##### ESTRATTO DEL DATASET

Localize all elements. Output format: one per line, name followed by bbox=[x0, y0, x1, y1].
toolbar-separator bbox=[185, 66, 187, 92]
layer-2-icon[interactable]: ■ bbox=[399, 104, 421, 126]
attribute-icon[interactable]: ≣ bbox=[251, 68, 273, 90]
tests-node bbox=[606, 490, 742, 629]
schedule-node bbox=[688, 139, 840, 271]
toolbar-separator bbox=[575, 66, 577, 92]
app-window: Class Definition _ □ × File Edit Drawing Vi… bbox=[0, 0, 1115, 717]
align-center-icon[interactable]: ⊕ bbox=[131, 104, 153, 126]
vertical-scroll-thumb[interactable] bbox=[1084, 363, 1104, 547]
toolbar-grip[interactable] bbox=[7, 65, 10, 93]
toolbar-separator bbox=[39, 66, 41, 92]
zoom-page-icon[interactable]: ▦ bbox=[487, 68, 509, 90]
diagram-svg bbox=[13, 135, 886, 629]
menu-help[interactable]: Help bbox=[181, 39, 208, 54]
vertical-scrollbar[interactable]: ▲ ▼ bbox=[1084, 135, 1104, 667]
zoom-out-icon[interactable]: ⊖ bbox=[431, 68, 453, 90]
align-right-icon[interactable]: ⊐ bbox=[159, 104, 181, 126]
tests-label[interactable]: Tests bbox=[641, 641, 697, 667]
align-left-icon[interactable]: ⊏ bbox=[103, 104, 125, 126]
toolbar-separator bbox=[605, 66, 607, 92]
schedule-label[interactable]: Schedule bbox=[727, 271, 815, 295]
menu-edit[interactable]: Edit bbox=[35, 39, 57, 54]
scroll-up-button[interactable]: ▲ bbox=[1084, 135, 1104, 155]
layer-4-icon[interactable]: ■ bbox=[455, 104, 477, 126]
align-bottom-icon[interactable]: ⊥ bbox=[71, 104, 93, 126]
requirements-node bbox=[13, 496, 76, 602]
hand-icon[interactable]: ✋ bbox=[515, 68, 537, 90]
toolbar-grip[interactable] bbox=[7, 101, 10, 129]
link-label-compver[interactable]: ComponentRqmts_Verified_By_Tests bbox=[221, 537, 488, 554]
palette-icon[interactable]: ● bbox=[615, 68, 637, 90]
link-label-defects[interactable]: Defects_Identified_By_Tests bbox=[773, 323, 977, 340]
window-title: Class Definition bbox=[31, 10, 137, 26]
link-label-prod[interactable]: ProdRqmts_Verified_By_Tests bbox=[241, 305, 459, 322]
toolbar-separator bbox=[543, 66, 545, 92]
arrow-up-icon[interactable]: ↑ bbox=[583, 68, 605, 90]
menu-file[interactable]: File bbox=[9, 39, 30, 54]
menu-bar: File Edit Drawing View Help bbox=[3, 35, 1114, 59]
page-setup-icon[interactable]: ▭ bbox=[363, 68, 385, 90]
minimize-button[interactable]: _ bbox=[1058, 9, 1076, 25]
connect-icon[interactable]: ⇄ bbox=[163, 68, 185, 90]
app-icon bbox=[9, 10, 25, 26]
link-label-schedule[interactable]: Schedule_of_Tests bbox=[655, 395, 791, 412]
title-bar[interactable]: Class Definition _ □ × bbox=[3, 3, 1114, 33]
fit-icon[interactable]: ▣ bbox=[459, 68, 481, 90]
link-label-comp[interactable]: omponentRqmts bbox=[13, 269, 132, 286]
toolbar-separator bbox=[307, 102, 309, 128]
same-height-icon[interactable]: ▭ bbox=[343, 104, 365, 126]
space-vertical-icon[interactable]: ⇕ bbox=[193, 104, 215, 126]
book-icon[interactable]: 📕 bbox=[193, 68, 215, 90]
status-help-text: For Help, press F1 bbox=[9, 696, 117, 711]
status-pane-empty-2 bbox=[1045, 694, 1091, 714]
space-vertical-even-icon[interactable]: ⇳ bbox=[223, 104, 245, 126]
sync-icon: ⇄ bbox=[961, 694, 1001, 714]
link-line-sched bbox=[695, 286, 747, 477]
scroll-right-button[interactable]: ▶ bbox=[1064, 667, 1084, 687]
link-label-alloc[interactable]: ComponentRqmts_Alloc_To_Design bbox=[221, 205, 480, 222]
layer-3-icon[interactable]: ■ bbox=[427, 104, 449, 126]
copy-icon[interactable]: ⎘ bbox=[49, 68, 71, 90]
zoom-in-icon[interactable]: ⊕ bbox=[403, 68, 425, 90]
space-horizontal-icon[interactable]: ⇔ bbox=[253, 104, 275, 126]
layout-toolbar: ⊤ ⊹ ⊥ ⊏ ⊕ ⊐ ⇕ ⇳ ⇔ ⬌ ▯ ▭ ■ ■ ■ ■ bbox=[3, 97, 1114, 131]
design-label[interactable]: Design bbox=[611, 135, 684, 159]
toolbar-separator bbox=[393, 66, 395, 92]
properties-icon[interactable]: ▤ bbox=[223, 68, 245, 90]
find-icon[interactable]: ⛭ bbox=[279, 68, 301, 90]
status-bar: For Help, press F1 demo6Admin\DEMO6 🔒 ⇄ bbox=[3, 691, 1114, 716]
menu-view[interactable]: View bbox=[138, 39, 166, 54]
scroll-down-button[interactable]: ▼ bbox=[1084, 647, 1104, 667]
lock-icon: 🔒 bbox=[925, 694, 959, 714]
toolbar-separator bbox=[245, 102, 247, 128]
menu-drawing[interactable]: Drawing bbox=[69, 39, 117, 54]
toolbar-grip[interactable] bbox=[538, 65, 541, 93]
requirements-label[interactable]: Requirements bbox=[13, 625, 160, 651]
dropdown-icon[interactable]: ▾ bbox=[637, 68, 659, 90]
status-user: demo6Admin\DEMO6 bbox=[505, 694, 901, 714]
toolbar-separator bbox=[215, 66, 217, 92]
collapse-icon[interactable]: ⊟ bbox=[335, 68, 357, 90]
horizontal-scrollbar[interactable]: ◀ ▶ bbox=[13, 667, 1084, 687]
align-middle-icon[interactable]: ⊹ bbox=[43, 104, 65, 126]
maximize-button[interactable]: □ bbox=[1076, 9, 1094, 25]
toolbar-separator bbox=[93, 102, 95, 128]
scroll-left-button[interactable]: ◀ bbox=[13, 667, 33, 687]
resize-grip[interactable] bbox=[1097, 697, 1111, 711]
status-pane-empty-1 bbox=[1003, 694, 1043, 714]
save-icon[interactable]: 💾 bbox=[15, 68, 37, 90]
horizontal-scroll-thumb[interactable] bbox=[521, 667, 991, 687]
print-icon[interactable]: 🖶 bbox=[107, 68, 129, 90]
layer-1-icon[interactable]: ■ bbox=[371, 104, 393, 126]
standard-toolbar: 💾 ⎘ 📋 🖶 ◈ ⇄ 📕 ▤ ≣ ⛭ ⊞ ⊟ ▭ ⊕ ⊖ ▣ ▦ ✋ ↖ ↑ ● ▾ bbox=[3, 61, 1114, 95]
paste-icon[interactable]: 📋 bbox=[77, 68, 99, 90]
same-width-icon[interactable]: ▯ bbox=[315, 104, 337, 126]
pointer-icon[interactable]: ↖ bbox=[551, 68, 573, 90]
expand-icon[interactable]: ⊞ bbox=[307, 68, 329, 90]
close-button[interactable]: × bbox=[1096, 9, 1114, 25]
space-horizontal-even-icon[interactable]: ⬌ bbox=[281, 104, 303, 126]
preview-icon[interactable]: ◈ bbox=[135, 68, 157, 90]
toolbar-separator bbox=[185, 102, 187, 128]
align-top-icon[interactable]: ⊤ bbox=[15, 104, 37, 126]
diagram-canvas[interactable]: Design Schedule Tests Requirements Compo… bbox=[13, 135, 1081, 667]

##########

**COSA SI CHIEDE**
Sostituisci "toolbar-separator" con "toolbar-divider" nelle voci, partendo dall'inizio e terminando con la riga che contiene "zoom-page-icon[interactable]: ▦ bbox=[487, 68, 509, 90]", inclusa. Riporta soltanto queste righe e lascia invariato tutto il resto.

**SVOLGIMENTO ESERCIZIO**
Localize all elements. Output format: one per line, name followed by bbox=[x0, y0, x1, y1].
toolbar-divider bbox=[185, 66, 187, 92]
layer-2-icon[interactable]: ■ bbox=[399, 104, 421, 126]
attribute-icon[interactable]: ≣ bbox=[251, 68, 273, 90]
tests-node bbox=[606, 490, 742, 629]
schedule-node bbox=[688, 139, 840, 271]
toolbar-divider bbox=[575, 66, 577, 92]
app-window: Class Definition _ □ × File Edit Drawing Vi… bbox=[0, 0, 1115, 717]
align-center-icon[interactable]: ⊕ bbox=[131, 104, 153, 126]
vertical-scroll-thumb[interactable] bbox=[1084, 363, 1104, 547]
toolbar-grip[interactable] bbox=[7, 65, 10, 93]
toolbar-divider bbox=[39, 66, 41, 92]
zoom-page-icon[interactable]: ▦ bbox=[487, 68, 509, 90]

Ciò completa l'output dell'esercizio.